- WHAT IS BEING ASKED
Work out how many lines in the entries below include the word "this". Give nothing but the number.

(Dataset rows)
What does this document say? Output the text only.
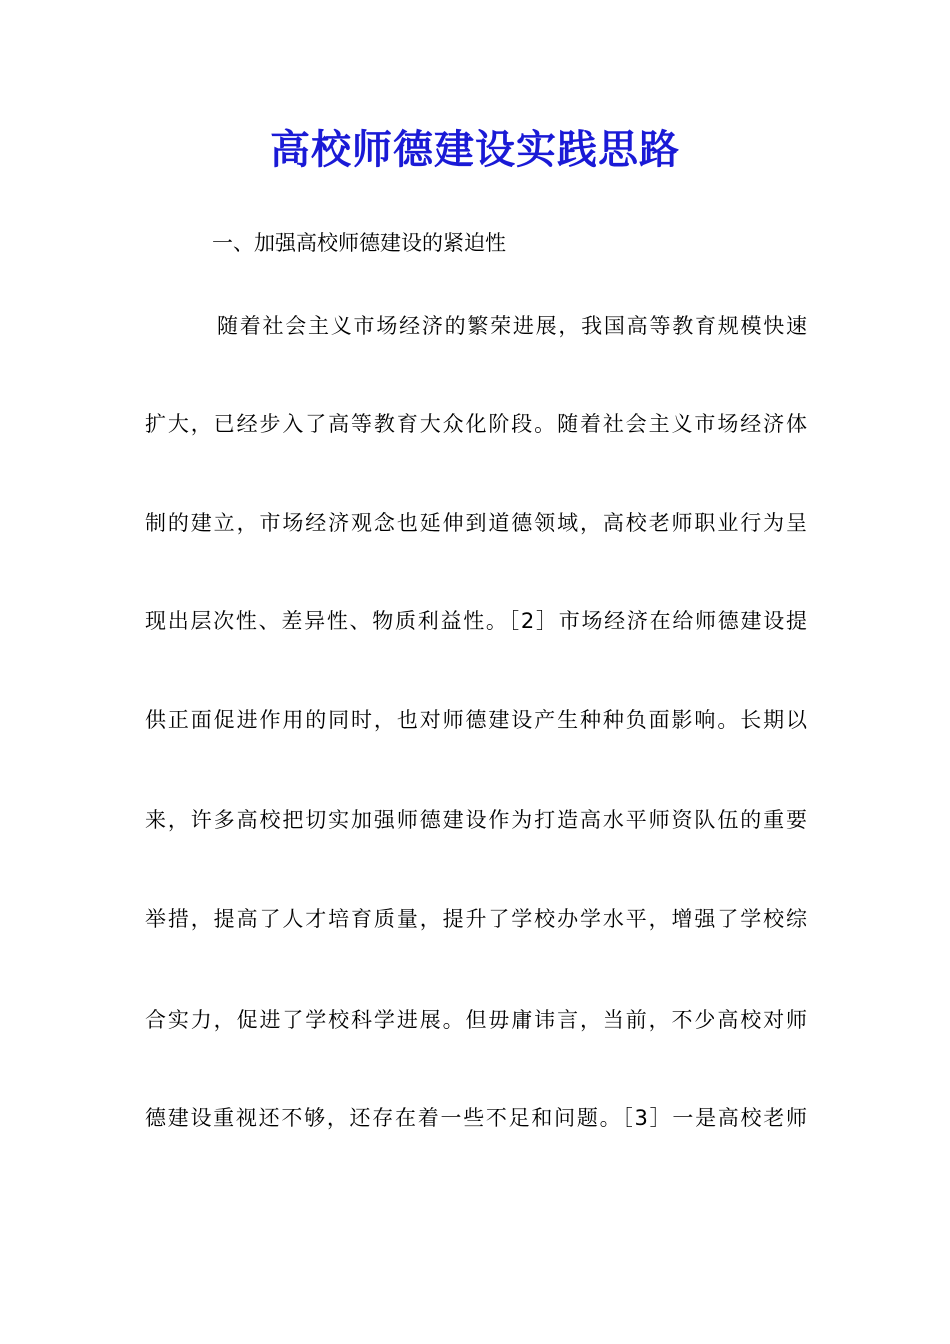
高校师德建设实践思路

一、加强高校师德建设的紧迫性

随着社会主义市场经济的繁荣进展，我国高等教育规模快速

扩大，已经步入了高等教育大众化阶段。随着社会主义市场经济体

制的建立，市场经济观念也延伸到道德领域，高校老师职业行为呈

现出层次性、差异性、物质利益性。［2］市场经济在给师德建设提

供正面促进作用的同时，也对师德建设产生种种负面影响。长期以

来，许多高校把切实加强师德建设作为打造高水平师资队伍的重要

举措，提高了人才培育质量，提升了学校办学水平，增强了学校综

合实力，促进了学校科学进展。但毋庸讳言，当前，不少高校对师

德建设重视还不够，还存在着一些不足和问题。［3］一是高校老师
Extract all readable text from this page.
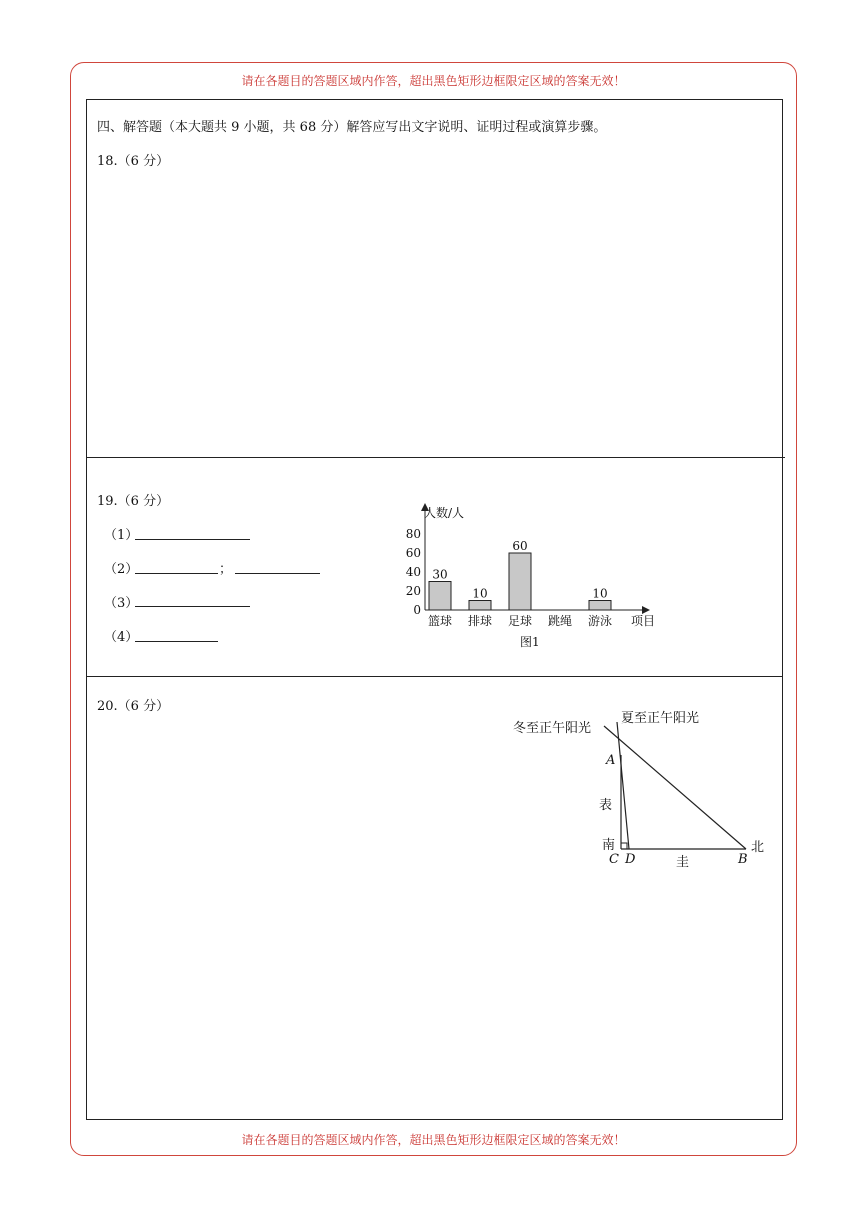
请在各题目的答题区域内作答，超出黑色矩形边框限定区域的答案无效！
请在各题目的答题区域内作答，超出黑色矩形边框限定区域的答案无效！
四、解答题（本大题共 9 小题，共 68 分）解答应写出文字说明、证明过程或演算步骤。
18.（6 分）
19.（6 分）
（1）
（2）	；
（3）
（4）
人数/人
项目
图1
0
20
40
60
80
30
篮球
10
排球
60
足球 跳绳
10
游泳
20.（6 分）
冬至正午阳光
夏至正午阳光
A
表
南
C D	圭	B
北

- EXERCISE RESULT
2